* REQUEST
Every record must be repeated exactly, with no omission.
⟨
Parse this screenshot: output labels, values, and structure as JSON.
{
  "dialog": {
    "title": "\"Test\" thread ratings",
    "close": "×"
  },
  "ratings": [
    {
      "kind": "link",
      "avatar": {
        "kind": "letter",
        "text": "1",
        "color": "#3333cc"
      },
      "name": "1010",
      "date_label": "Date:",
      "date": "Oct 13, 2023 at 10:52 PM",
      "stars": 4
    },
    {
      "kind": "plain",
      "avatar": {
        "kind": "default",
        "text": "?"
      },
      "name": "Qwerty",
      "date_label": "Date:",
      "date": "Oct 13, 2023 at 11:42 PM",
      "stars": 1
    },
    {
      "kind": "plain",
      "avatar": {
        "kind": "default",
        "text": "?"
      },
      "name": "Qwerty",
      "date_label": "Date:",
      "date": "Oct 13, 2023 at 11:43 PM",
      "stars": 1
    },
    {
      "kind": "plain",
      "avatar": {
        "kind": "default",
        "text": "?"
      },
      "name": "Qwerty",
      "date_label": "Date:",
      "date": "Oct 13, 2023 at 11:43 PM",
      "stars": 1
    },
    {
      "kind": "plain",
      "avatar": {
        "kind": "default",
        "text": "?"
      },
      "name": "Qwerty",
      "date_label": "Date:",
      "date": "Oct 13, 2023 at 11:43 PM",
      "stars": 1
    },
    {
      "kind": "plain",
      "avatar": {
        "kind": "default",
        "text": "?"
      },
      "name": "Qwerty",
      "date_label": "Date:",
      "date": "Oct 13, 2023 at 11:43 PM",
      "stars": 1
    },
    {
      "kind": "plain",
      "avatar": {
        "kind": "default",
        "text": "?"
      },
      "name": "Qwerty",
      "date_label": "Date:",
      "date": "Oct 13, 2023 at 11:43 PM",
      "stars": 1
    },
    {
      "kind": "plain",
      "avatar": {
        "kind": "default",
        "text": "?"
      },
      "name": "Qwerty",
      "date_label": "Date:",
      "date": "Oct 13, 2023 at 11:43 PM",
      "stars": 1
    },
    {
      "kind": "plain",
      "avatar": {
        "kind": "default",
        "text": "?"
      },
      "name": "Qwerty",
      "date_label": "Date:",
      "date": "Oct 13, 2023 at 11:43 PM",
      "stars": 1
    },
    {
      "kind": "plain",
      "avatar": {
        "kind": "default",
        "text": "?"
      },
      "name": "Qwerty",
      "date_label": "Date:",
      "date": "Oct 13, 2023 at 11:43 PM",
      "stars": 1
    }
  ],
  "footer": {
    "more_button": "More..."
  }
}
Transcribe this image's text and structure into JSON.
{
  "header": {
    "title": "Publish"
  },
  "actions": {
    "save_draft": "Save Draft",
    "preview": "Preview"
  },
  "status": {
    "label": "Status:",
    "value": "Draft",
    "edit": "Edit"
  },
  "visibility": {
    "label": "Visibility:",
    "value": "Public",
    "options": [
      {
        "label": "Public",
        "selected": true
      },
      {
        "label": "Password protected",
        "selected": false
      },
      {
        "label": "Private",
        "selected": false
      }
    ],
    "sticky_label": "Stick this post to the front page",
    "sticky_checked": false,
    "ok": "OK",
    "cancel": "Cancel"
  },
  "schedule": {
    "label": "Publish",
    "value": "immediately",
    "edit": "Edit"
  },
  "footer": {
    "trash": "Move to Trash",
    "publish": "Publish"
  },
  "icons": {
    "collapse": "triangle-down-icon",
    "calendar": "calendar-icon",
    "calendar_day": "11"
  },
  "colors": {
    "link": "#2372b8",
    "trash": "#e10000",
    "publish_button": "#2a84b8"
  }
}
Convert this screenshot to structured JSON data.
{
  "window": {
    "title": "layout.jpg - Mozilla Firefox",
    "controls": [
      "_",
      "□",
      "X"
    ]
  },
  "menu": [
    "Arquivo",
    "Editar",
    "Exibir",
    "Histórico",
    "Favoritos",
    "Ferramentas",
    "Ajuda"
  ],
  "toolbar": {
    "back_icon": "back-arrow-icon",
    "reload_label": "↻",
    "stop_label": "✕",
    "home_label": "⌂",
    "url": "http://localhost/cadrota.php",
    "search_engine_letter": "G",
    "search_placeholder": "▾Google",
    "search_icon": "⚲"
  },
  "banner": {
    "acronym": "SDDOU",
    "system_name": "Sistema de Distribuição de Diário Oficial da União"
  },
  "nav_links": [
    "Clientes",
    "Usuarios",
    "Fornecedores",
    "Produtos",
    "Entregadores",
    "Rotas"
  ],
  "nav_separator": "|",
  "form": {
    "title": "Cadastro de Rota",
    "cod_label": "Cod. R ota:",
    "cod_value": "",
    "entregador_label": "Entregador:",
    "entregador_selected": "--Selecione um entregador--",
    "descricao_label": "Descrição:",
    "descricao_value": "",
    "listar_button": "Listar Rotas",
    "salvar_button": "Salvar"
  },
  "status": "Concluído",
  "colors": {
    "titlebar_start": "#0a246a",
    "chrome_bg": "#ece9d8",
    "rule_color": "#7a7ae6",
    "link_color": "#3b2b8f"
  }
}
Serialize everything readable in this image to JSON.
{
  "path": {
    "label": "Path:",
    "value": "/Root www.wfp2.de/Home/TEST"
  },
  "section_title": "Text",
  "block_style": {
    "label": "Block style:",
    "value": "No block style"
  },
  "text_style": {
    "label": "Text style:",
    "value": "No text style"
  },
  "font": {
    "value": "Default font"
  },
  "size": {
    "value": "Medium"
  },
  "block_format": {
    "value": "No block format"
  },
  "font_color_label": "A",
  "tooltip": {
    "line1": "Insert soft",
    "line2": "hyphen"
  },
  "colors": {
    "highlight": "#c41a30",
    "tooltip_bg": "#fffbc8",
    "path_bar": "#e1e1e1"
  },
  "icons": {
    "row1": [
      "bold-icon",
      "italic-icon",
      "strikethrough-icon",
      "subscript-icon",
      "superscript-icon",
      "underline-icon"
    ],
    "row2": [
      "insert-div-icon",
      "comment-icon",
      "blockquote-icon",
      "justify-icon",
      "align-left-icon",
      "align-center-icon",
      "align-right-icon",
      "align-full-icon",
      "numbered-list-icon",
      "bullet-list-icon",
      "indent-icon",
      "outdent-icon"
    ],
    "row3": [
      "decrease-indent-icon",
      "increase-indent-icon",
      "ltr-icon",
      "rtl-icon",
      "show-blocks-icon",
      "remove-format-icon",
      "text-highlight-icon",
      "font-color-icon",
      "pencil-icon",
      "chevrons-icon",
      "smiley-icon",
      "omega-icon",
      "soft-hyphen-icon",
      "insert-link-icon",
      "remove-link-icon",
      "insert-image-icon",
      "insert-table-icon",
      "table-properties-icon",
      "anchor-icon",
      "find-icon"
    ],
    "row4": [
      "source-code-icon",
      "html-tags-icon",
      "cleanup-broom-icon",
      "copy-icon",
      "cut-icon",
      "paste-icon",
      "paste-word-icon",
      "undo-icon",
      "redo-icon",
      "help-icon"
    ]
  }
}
⟩
* TASK RESPONSE
Parse this screenshot: output labels, values, and structure as JSON.
{
  "dialog": {
    "title": "\"Test\" thread ratings",
    "close": "×"
  },
  "ratings": [
    {
      "kind": "link",
      "avatar": {
        "kind": "letter",
        "text": "1",
        "color": "#3333cc"
      },
      "name": "1010",
      "date_label": "Date:",
      "date": "Oct 13, 2023 at 10:52 PM",
      "stars": 4
    },
    {
      "kind": "plain",
      "avatar": {
        "kind": "default",
        "text": "?"
      },
      "name": "Qwerty",
      "date_label": "Date:",
      "date": "Oct 13, 2023 at 11:42 PM",
      "stars": 1
    },
    {
      "kind": "plain",
      "avatar": {
        "kind": "default",
        "text": "?"
      },
      "name": "Qwerty",
      "date_label": "Date:",
      "date": "Oct 13, 2023 at 11:43 PM",
      "stars": 1
    },
    {
      "kind": "plain",
      "avatar": {
        "kind": "default",
        "text": "?"
      },
      "name": "Qwerty",
      "date_label": "Date:",
      "date": "Oct 13, 2023 at 11:43 PM",
      "stars": 1
    },
    {
      "kind": "plain",
      "avatar": {
        "kind": "default",
        "text": "?"
      },
      "name": "Qwerty",
      "date_label": "Date:",
      "date": "Oct 13, 2023 at 11:43 PM",
      "stars": 1
    },
    {
      "kind": "plain",
      "avatar": {
        "kind": "default",
        "text": "?"
      },
      "name": "Qwerty",
      "date_label": "Date:",
      "date": "Oct 13, 2023 at 11:43 PM",
      "stars": 1
    },
    {
      "kind": "plain",
      "avatar": {
        "kind": "default",
        "text": "?"
      },
      "name": "Qwerty",
      "date_label": "Date:",
      "date": "Oct 13, 2023 at 11:43 PM",
      "stars": 1
    },
    {
      "kind": "plain",
      "avatar": {
        "kind": "default",
        "text": "?"
      },
      "name": "Qwerty",
      "date_label": "Date:",
      "date": "Oct 13, 2023 at 11:43 PM",
      "stars": 1
    },
    {
      "kind": "plain",
      "avatar": {
        "kind": "default",
        "text": "?"
      },
      "name": "Qwerty",
      "date_label": "Date:",
      "date": "Oct 13, 2023 at 11:43 PM",
      "stars": 1
    },
    {
      "kind": "plain",
      "avatar": {
        "kind": "default",
        "text": "?"
      },
      "name": "Qwerty",
      "date_label": "Date:",
      "date": "Oct 13, 2023 at 11:43 PM",
      "stars": 1
    }
  ],
  "footer": {
    "more_button": "More..."
  }
}
Transcribe this image's text and structure into JSON.
{
  "header": {
    "title": "Publish"
  },
  "actions": {
    "save_draft": "Save Draft",
    "preview": "Preview"
  },
  "status": {
    "label": "Status:",
    "value": "Draft",
    "edit": "Edit"
  },
  "visibility": {
    "label": "Visibility:",
    "value": "Public",
    "options": [
      {
        "label": "Public",
        "selected": true
      },
      {
        "label": "Password protected",
        "selected": false
      },
      {
        "label": "Private",
        "selected": false
      }
    ],
    "sticky_label": "Stick this post to the front page",
    "sticky_checked": false,
    "ok": "OK",
    "cancel": "Cancel"
  },
  "schedule": {
    "label": "Publish",
    "value": "immediately",
    "edit": "Edit"
  },
  "footer": {
    "trash": "Move to Trash",
    "publish": "Publish"
  },
  "icons": {
    "collapse": "triangle-down-icon",
    "calendar": "calendar-icon",
    "calendar_day": "11"
  },
  "colors": {
    "link": "#2372b8",
    "trash": "#e10000",
    "publish_button": "#2a84b8"
  }
}
Convert this screenshot to structured JSON data.
{
  "window": {
    "title": "layout.jpg - Mozilla Firefox",
    "controls": [
      "_",
      "□",
      "X"
    ]
  },
  "menu": [
    "Arquivo",
    "Editar",
    "Exibir",
    "Histórico",
    "Favoritos",
    "Ferramentas",
    "Ajuda"
  ],
  "toolbar": {
    "back_icon": "back-arrow-icon",
    "reload_label": "↻",
    "stop_label": "✕",
    "home_label": "⌂",
    "url": "http://localhost/cadrota.php",
    "search_engine_letter": "G",
    "search_placeholder": "▾Google",
    "search_icon": "⚲"
  },
  "banner": {
    "acronym": "SDDOU",
    "system_name": "Sistema de Distribuição de Diário Oficial da União"
  },
  "nav_links": [
    "Clientes",
    "Usuarios",
    "Fornecedores",
    "Produtos",
    "Entregadores",
    "Rotas"
  ],
  "nav_separator": "|",
  "form": {
    "title": "Cadastro de Rota",
    "cod_label": "Cod. R ota:",
    "cod_value": "",
    "entregador_label": "Entregador:",
    "entregador_selected": "--Selecione um entregador--",
    "descricao_label": "Descrição:",
    "descricao_value": "",
    "listar_button": "Listar Rotas",
    "salvar_button": "Salvar"
  },
  "status": "Concluído",
  "colors": {
    "titlebar_start": "#0a246a",
    "chrome_bg": "#ece9d8",
    "rule_color": "#7a7ae6",
    "link_color": "#3b2b8f"
  }
}
Serialize everything readable in this image to JSON.
{
  "path": {
    "label": "Path:",
    "value": "/Root www.wfp2.de/Home/TEST"
  },
  "section_title": "Text",
  "block_style": {
    "label": "Block style:",
    "value": "No block style"
  },
  "text_style": {
    "label": "Text style:",
    "value": "No text style"
  },
  "font": {
    "value": "Default font"
  },
  "size": {
    "value": "Medium"
  },
  "block_format": {
    "value": "No block format"
  },
  "font_color_label": "A",
  "tooltip": {
    "line1": "Insert soft",
    "line2": "hyphen"
  },
  "colors": {
    "highlight": "#c41a30",
    "tooltip_bg": "#fffbc8",
    "path_bar": "#e1e1e1"
  },
  "icons": {
    "row1": [
      "bold-icon",
      "italic-icon",
      "strikethrough-icon",
      "subscript-icon",
      "superscript-icon",
      "underline-icon"
    ],
    "row2": [
      "insert-div-icon",
      "comment-icon",
      "blockquote-icon",
      "justify-icon",
      "align-left-icon",
      "align-center-icon",
      "align-right-icon",
      "align-full-icon",
      "numbered-list-icon",
      "bullet-list-icon",
      "indent-icon",
      "outdent-icon"
    ],
    "row3": [
      "decrease-indent-icon",
      "increase-indent-icon",
      "ltr-icon",
      "rtl-icon",
      "show-blocks-icon",
      "remove-format-icon",
      "text-highlight-icon",
      "font-color-icon",
      "pencil-icon",
      "chevrons-icon",
      "smiley-icon",
      "omega-icon",
      "soft-hyphen-icon",
      "insert-link-icon",
      "remove-link-icon",
      "insert-image-icon",
      "insert-table-icon",
      "table-properties-icon",
      "anchor-icon",
      "find-icon"
    ],
    "row4": [
      "source-code-icon",
      "html-tags-icon",
      "cleanup-broom-icon",
      "copy-icon",
      "cut-icon",
      "paste-icon",
      "paste-word-icon",
      "undo-icon",
      "redo-icon",
      "help-icon"
    ]
  }
}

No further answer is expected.